— Start Extracted records —

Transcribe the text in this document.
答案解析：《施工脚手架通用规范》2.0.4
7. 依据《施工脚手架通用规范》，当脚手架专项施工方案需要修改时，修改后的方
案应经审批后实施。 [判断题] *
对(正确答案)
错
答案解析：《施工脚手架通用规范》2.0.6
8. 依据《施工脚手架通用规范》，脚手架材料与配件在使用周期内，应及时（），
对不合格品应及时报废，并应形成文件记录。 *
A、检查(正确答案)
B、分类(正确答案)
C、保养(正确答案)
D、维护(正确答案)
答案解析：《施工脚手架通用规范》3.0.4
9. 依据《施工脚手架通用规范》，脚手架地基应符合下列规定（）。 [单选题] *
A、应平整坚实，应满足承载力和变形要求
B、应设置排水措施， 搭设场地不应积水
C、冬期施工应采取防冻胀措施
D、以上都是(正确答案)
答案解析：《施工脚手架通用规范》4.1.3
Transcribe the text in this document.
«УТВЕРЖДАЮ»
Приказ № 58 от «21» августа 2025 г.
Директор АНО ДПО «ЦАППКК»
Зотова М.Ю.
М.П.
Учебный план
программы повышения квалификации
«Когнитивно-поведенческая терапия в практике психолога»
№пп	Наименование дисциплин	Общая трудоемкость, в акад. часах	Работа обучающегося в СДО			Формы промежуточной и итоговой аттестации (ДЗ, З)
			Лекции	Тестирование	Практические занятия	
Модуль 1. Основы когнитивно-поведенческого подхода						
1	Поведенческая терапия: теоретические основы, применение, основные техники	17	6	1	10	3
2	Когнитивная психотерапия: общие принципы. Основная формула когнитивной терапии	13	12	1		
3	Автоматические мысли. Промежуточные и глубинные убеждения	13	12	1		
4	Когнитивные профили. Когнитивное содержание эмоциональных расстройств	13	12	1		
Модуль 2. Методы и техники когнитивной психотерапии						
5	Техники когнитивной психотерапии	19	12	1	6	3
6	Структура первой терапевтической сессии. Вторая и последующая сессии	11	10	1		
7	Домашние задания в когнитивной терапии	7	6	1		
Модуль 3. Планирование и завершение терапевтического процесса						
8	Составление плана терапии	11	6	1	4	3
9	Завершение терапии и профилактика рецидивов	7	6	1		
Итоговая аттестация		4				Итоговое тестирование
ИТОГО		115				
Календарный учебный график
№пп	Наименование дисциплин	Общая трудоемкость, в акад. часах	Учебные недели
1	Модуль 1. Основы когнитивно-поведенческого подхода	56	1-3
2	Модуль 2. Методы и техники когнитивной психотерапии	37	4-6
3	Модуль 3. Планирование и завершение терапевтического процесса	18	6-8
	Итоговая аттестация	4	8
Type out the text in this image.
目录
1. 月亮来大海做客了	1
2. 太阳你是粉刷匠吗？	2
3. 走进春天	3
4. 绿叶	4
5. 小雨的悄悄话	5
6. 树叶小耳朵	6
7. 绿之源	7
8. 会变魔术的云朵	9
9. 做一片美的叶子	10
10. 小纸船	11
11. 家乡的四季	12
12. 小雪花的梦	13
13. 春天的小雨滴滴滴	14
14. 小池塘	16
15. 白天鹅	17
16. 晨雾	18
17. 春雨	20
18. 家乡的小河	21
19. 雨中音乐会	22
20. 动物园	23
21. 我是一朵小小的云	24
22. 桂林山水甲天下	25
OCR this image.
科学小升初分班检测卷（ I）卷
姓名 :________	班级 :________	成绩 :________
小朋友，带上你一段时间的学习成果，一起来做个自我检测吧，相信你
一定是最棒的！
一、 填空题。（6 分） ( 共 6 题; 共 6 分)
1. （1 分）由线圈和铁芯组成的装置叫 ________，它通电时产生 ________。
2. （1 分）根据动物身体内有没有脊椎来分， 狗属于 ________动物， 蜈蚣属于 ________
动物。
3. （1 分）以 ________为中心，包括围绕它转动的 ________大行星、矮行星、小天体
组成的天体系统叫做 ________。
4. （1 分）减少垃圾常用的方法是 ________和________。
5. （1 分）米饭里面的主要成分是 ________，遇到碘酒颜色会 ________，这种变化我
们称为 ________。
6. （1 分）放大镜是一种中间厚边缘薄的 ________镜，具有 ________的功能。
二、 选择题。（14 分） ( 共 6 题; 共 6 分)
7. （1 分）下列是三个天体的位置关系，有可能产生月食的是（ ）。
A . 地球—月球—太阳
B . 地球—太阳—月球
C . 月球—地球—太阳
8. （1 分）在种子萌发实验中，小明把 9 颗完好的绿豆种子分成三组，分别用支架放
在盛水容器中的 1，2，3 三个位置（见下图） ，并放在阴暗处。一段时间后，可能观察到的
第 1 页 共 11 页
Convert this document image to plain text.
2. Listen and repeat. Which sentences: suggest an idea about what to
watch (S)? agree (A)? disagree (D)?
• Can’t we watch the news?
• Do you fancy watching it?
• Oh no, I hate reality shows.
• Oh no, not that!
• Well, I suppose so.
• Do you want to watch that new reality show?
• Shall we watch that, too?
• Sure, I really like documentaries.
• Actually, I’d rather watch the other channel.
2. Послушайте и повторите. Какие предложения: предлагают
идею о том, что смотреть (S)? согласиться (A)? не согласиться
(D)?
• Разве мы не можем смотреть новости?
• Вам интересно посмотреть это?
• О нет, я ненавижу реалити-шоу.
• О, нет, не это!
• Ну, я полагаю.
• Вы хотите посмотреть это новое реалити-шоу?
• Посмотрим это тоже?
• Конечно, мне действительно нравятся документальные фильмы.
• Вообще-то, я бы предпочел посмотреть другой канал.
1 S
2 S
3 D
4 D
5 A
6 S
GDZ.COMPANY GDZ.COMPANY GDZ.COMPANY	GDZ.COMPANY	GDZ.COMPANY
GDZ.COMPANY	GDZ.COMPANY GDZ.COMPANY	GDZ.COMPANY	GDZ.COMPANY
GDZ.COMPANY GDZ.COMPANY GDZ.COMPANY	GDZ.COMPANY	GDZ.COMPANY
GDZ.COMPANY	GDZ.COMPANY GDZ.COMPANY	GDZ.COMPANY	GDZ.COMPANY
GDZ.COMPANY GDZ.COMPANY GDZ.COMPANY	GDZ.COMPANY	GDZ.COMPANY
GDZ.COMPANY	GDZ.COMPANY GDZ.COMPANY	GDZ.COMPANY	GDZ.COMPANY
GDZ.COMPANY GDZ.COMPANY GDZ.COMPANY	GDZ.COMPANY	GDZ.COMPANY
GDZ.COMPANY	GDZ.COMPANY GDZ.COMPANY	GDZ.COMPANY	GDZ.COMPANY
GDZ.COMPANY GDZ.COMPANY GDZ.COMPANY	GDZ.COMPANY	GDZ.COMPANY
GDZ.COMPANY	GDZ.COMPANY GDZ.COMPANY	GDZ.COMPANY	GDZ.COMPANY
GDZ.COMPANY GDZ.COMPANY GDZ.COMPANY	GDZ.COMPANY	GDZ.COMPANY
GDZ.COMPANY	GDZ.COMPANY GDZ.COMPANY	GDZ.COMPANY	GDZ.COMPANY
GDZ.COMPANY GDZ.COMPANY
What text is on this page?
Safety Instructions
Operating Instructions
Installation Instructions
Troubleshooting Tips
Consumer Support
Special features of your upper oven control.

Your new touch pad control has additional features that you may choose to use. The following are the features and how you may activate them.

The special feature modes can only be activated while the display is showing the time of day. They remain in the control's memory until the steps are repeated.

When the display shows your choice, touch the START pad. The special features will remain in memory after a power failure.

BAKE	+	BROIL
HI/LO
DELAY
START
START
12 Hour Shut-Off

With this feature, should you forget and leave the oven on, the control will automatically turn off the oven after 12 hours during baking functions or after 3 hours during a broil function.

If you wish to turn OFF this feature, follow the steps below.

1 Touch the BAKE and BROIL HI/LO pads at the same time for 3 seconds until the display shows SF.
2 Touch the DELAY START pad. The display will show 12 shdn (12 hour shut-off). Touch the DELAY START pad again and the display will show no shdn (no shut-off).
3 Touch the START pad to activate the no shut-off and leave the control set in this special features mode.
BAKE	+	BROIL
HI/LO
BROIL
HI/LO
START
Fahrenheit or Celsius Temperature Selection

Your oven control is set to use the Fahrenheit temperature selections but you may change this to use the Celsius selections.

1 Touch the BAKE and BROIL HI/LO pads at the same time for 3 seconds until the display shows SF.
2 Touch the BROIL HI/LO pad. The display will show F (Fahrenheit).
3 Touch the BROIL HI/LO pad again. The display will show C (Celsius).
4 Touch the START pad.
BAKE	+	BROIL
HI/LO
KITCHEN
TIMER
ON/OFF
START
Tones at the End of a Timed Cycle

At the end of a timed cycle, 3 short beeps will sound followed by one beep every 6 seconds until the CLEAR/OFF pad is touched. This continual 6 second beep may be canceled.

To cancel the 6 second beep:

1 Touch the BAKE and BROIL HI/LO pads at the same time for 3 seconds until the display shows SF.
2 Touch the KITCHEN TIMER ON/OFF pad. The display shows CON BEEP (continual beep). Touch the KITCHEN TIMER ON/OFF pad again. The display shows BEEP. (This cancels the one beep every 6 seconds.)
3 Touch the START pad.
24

— End Extracted records —

▶ What to do: Where a line contains the string "again", extract that line.

▶ The completed task:
2 Touch the DELAY START pad. The display will show 12 shdn (12 hour shut-off). Touch the DELAY START pad again and the display will show no shdn (no shut-off).
3 Touch the BROIL HI/LO pad again. The display will show C (Celsius).
2 Touch the KITCHEN TIMER ON/OFF pad. The display shows CON BEEP (continual beep). Touch the KITCHEN TIMER ON/OFF pad again. The display shows BEEP. (This cancels the one beep every 6 seconds.)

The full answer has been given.